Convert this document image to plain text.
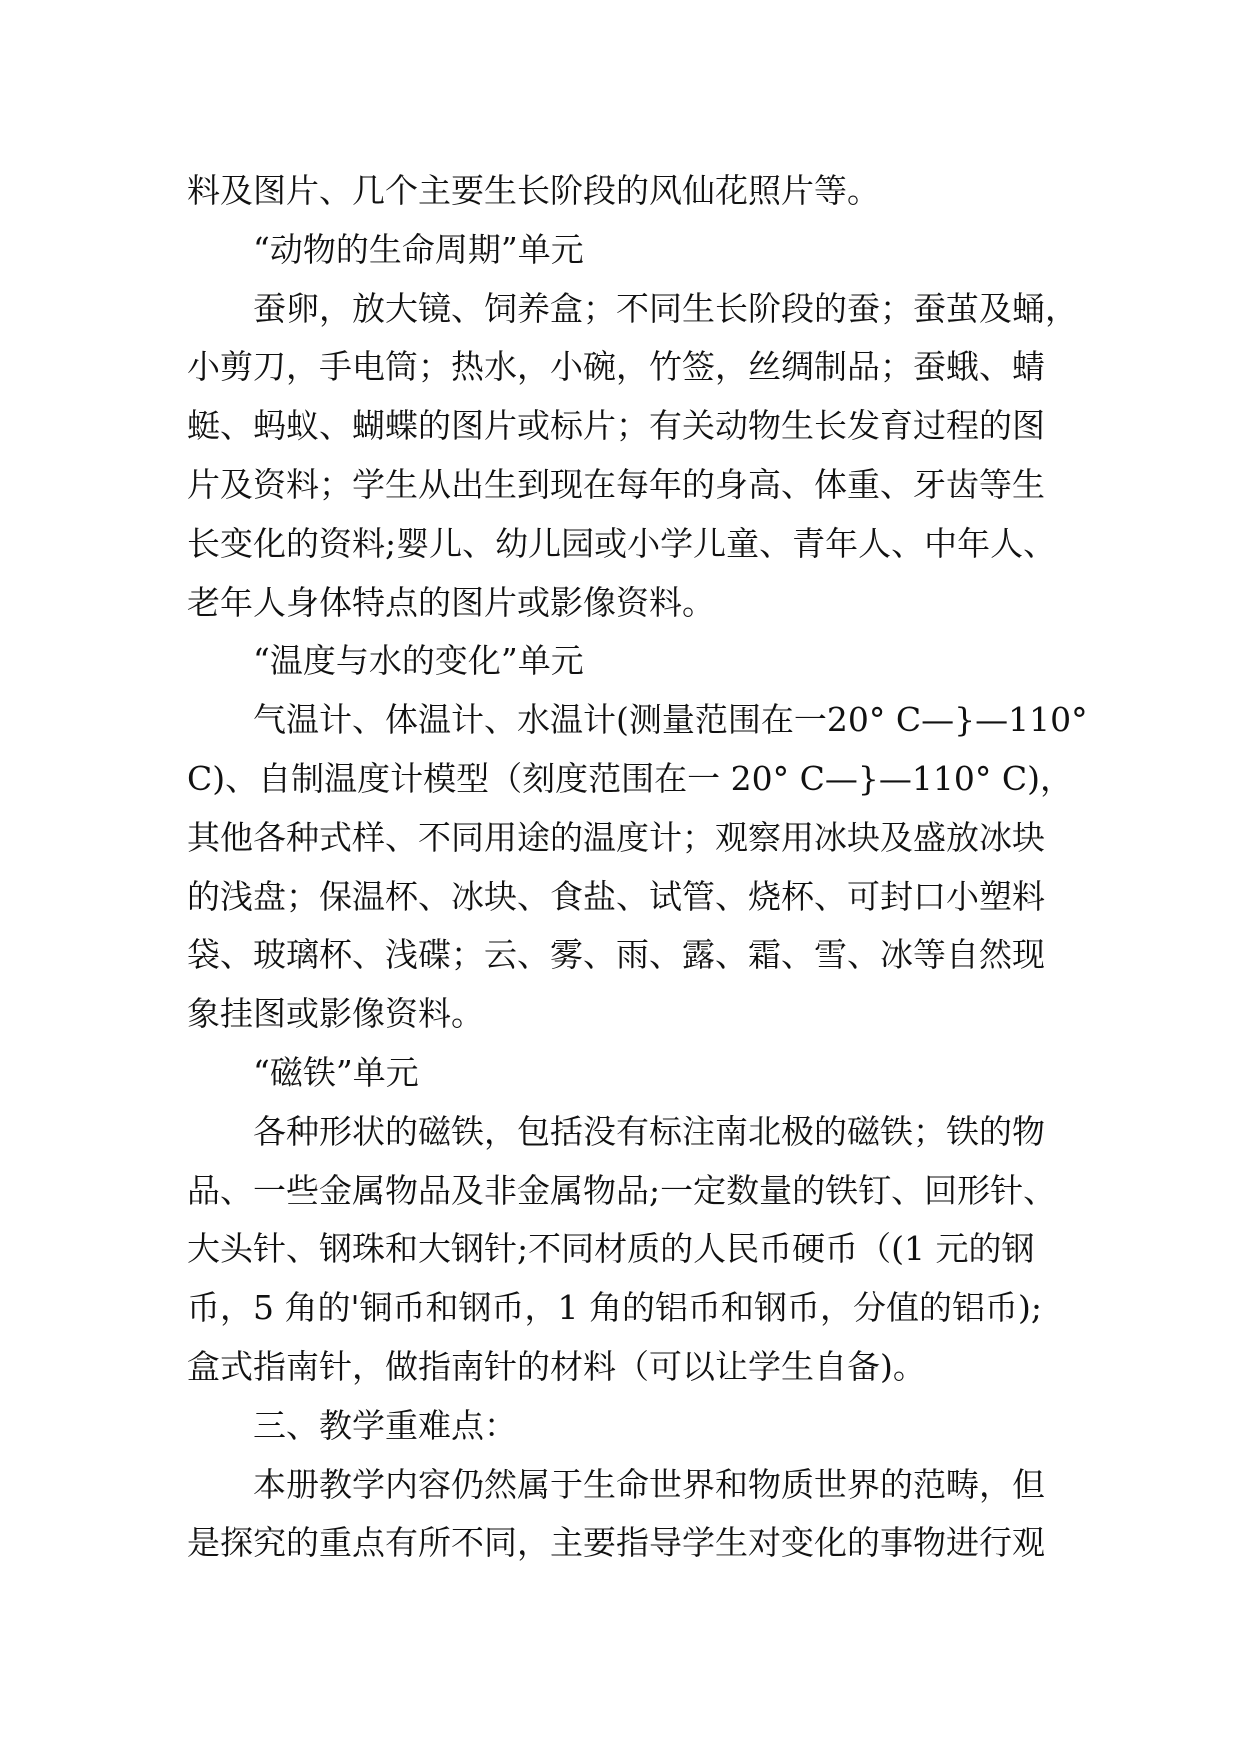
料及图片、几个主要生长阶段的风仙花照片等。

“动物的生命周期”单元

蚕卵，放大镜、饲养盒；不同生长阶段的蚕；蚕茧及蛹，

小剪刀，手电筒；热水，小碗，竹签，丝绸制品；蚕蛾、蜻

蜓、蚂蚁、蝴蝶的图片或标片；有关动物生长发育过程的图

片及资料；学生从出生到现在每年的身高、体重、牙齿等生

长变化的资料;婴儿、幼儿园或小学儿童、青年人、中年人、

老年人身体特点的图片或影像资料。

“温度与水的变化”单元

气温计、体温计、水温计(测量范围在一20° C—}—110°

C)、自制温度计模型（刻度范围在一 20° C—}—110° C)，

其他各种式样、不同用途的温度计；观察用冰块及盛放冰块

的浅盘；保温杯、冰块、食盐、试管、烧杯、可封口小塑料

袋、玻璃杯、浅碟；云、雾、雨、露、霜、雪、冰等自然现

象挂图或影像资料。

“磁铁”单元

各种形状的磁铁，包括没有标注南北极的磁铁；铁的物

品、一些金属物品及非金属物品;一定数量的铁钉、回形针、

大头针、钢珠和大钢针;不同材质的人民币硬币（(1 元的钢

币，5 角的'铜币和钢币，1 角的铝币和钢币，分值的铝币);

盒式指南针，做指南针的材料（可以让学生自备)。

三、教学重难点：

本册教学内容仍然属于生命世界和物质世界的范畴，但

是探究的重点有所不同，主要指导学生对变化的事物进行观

Goal. Quote every line of the records above exactly; no picture is to be copied.

Task output.
Convert this document image to plain text.
料及图片、几个主要生长阶段的风仙花照片等。

“动物的生命周期”单元

蚕卵，放大镜、饲养盒；不同生长阶段的蚕；蚕茧及蛹，

小剪刀，手电筒；热水，小碗，竹签，丝绸制品；蚕蛾、蜻

蜓、蚂蚁、蝴蝶的图片或标片；有关动物生长发育过程的图

片及资料；学生从出生到现在每年的身高、体重、牙齿等生

长变化的资料;婴儿、幼儿园或小学儿童、青年人、中年人、

老年人身体特点的图片或影像资料。

“温度与水的变化”单元

气温计、体温计、水温计(测量范围在一20° C—}—110°

C)、自制温度计模型（刻度范围在一 20° C—}—110° C)，

其他各种式样、不同用途的温度计；观察用冰块及盛放冰块

的浅盘；保温杯、冰块、食盐、试管、烧杯、可封口小塑料

袋、玻璃杯、浅碟；云、雾、雨、露、霜、雪、冰等自然现

象挂图或影像资料。

“磁铁”单元

各种形状的磁铁，包括没有标注南北极的磁铁；铁的物

品、一些金属物品及非金属物品;一定数量的铁钉、回形针、

大头针、钢珠和大钢针;不同材质的人民币硬币（(1 元的钢

币，5 角的'铜币和钢币，1 角的铝币和钢币，分值的铝币);

盒式指南针，做指南针的材料（可以让学生自备)。

三、教学重难点：

本册教学内容仍然属于生命世界和物质世界的范畴，但

是探究的重点有所不同，主要指导学生对变化的事物进行观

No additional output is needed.